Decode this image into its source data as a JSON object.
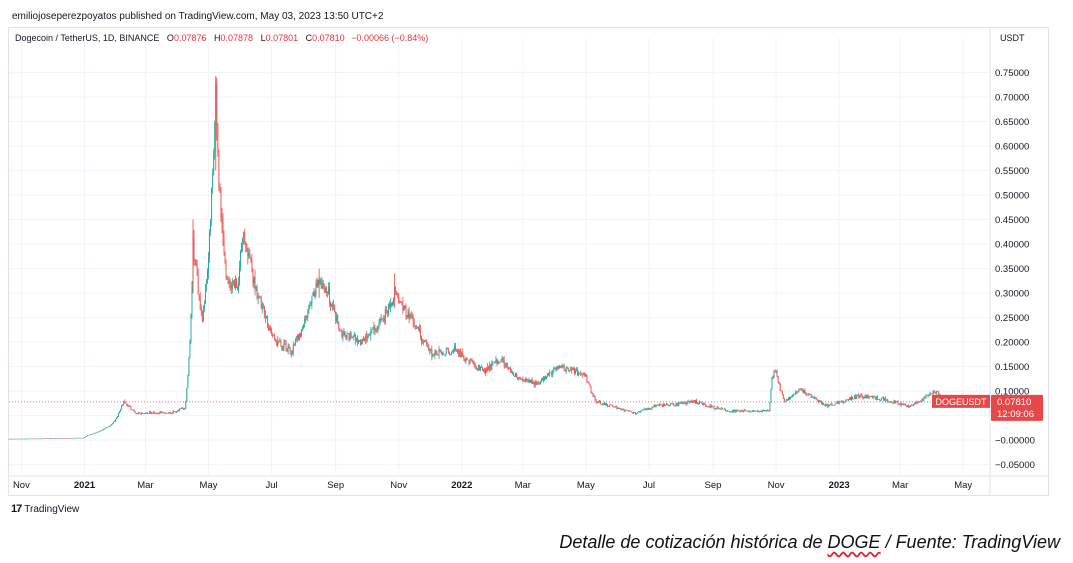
{
  "publisher_line": "emiliojoseperezpoyatos published on TradingView.com, May 03, 2023 13:50 UTC+2",
  "legend": {
    "symbol": "Dogecoin / TetherUS, 1D, BINANCE",
    "open_label": "O",
    "open": "0.07876",
    "high_label": "H",
    "high": "0.07878",
    "low_label": "L",
    "low": "0.07801",
    "close_label": "C",
    "close": "0.07810",
    "change": "−0.00066 (−0.84%)"
  },
  "currency": "USDT",
  "price_tag": {
    "symbol": "DOGEUSDT",
    "price": "0.07810",
    "countdown": "12:09:06"
  },
  "brand": "TradingView",
  "caption": {
    "prefix": "Detalle de cotización histórica de ",
    "ticker": "DOGE",
    "suffix": " / Fuente: TradingView"
  },
  "colors": {
    "up": "#26a69a",
    "down": "#ef5350",
    "tag": "#e8474a"
  },
  "chart_data": {
    "type": "candlestick",
    "y_tick_labels": [
      "0.75000",
      "0.70000",
      "0.65000",
      "0.60000",
      "0.55000",
      "0.50000",
      "0.45000",
      "0.40000",
      "0.35000",
      "0.30000",
      "0.25000",
      "0.20000",
      "0.15000",
      "0.10000",
      "0.05000",
      "−0.00000",
      "−0.05000"
    ],
    "y_tick_values": [
      0.75,
      0.7,
      0.65,
      0.6,
      0.55,
      0.5,
      0.45,
      0.4,
      0.35,
      0.3,
      0.25,
      0.2,
      0.15,
      0.1,
      0.05,
      0.0,
      -0.05
    ],
    "ylim": [
      -0.065,
      0.8
    ],
    "x_tick_labels": [
      "Nov",
      "2021",
      "Mar",
      "May",
      "Jul",
      "Sep",
      "Nov",
      "2022",
      "Mar",
      "May",
      "Jul",
      "Sep",
      "Nov",
      "2023",
      "Mar",
      "May"
    ],
    "x_tick_bold": [
      false,
      true,
      false,
      false,
      false,
      false,
      false,
      true,
      false,
      false,
      false,
      false,
      false,
      true,
      false,
      false
    ],
    "x_tick_dates": [
      "2020-11-01",
      "2021-01-01",
      "2021-03-01",
      "2021-05-01",
      "2021-07-01",
      "2021-09-01",
      "2021-11-01",
      "2022-01-01",
      "2022-03-01",
      "2022-05-01",
      "2022-07-01",
      "2022-09-01",
      "2022-11-01",
      "2023-01-01",
      "2023-03-01",
      "2023-05-01"
    ],
    "xlim": [
      "2020-10-20",
      "2023-05-25"
    ],
    "close_anchors": [
      [
        "2020-10-20",
        0.0026
      ],
      [
        "2020-12-31",
        0.0047
      ],
      [
        "2021-01-04",
        0.01
      ],
      [
        "2021-01-28",
        0.034
      ],
      [
        "2021-02-08",
        0.08
      ],
      [
        "2021-02-20",
        0.055
      ],
      [
        "2021-03-25",
        0.056
      ],
      [
        "2021-04-08",
        0.065
      ],
      [
        "2021-04-16",
        0.4
      ],
      [
        "2021-04-25",
        0.25
      ],
      [
        "2021-05-01",
        0.38
      ],
      [
        "2021-05-08",
        0.7
      ],
      [
        "2021-05-12",
        0.5
      ],
      [
        "2021-05-19",
        0.32
      ],
      [
        "2021-05-30",
        0.32
      ],
      [
        "2021-06-03",
        0.43
      ],
      [
        "2021-06-20",
        0.28
      ],
      [
        "2021-07-05",
        0.2
      ],
      [
        "2021-07-20",
        0.18
      ],
      [
        "2021-08-15",
        0.33
      ],
      [
        "2021-08-25",
        0.3
      ],
      [
        "2021-09-07",
        0.22
      ],
      [
        "2021-09-25",
        0.2
      ],
      [
        "2021-10-15",
        0.24
      ],
      [
        "2021-10-28",
        0.3
      ],
      [
        "2021-11-15",
        0.24
      ],
      [
        "2021-12-04",
        0.175
      ],
      [
        "2021-12-25",
        0.185
      ],
      [
        "2022-01-22",
        0.14
      ],
      [
        "2022-02-08",
        0.165
      ],
      [
        "2022-02-25",
        0.125
      ],
      [
        "2022-03-15",
        0.115
      ],
      [
        "2022-04-04",
        0.15
      ],
      [
        "2022-04-30",
        0.135
      ],
      [
        "2022-05-11",
        0.08
      ],
      [
        "2022-06-18",
        0.055
      ],
      [
        "2022-07-08",
        0.07
      ],
      [
        "2022-08-15",
        0.078
      ],
      [
        "2022-09-15",
        0.06
      ],
      [
        "2022-10-25",
        0.06
      ],
      [
        "2022-10-28",
        0.13
      ],
      [
        "2022-11-01",
        0.14
      ],
      [
        "2022-11-09",
        0.08
      ],
      [
        "2022-11-24",
        0.105
      ],
      [
        "2022-12-20",
        0.07
      ],
      [
        "2023-01-20",
        0.09
      ],
      [
        "2023-02-10",
        0.085
      ],
      [
        "2023-03-10",
        0.07
      ],
      [
        "2023-04-03",
        0.1
      ],
      [
        "2023-04-20",
        0.08
      ],
      [
        "2023-05-03",
        0.0781
      ]
    ]
  }
}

——————————

Stated exercise ->
In the listing, find all lines with the string "TradingView" and copy them.

Final answer ->
  "publisher_line": "emiliojoseperezpoyatos published on TradingView.com, May 03, 2023 13:50 UTC+2",
  "brand": "TradingView",
    "suffix": " / Fuente: TradingView"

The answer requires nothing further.